Aim of the exercise :: Select all lines with the string "ChdH" in them, and copy those lines.

====== Data for this exercise ======

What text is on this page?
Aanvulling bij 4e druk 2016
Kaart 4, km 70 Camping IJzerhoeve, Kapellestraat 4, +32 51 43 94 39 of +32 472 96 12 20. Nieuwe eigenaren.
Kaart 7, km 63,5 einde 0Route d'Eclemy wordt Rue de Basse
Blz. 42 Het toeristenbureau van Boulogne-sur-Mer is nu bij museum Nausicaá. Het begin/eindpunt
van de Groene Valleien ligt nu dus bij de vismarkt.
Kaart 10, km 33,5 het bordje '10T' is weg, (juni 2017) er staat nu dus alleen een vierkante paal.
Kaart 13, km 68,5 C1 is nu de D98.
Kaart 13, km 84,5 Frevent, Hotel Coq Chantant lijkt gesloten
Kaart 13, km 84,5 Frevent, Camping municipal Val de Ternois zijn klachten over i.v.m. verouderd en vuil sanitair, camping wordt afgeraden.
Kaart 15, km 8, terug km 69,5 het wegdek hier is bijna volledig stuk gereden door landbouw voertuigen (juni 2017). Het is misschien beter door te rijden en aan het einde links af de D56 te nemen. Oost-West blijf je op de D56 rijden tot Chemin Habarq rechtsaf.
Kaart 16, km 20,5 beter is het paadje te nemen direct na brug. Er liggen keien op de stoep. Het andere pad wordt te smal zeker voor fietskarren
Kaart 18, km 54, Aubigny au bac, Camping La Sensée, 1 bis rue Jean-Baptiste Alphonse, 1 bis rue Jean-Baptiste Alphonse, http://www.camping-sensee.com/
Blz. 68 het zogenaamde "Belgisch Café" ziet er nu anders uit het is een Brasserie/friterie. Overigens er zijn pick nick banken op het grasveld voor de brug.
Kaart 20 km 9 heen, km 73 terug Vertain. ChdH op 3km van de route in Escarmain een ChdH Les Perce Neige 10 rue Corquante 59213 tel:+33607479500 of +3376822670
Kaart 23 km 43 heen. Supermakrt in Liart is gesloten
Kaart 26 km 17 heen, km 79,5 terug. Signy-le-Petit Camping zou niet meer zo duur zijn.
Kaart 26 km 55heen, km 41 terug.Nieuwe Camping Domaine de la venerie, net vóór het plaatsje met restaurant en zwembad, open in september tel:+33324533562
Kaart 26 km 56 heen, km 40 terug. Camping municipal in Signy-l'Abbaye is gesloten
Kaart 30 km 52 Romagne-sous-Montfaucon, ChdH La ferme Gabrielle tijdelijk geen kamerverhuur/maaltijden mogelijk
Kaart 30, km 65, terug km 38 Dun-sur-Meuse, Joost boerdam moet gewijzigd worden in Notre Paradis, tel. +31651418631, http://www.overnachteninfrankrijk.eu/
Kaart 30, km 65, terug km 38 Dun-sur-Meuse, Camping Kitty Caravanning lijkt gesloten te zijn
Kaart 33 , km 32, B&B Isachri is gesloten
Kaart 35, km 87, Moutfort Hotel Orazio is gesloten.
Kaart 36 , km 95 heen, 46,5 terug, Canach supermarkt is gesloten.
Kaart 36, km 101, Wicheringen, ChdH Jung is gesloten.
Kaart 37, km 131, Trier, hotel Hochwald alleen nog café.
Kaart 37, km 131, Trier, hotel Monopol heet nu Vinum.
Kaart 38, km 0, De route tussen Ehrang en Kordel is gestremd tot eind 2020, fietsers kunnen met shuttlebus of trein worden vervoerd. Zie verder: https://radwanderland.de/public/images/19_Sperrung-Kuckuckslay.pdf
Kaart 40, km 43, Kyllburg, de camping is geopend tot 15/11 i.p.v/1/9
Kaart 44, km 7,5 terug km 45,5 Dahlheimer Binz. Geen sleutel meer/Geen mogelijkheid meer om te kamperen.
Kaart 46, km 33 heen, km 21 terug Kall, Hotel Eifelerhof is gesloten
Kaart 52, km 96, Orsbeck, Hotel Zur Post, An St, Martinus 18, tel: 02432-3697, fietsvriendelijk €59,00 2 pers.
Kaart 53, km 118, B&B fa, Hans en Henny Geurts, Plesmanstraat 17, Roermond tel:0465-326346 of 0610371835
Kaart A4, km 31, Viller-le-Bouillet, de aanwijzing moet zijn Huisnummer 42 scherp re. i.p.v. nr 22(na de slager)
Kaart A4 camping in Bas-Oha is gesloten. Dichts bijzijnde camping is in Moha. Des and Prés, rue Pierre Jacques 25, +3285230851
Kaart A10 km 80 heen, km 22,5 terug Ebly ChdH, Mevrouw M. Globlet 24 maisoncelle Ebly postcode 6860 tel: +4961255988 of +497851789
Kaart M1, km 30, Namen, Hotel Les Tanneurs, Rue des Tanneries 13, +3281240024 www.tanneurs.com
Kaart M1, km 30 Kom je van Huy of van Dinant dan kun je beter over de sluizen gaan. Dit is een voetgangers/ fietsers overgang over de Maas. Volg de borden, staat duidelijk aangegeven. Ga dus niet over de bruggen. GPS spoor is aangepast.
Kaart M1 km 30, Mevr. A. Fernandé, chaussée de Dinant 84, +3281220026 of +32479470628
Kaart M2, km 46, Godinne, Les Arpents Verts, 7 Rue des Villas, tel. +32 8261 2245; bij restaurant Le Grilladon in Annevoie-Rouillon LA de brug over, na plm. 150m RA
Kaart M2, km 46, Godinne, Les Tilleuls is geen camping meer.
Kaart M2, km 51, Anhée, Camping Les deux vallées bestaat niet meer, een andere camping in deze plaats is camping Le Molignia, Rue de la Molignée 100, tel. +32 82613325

======

Result for this task ::
Kaart 20 km 9 heen, km 73 terug Vertain. ChdH op 3km van de route in Escarmain een ChdH Les Perce Neige 10 rue Corquante 59213 tel:+33607479500 of +3376822670
Kaart 30 km 52 Romagne-sous-Montfaucon, ChdH La ferme Gabrielle tijdelijk geen kamerverhuur/maaltijden mogelijk
Kaart 36, km 101, Wicheringen, ChdH Jung is gesloten.
Kaart A10 km 80 heen, km 22,5 terug Ebly ChdH, Mevrouw M. Globlet 24 maisoncelle Ebly postcode 6860 tel: +4961255988 of +497851789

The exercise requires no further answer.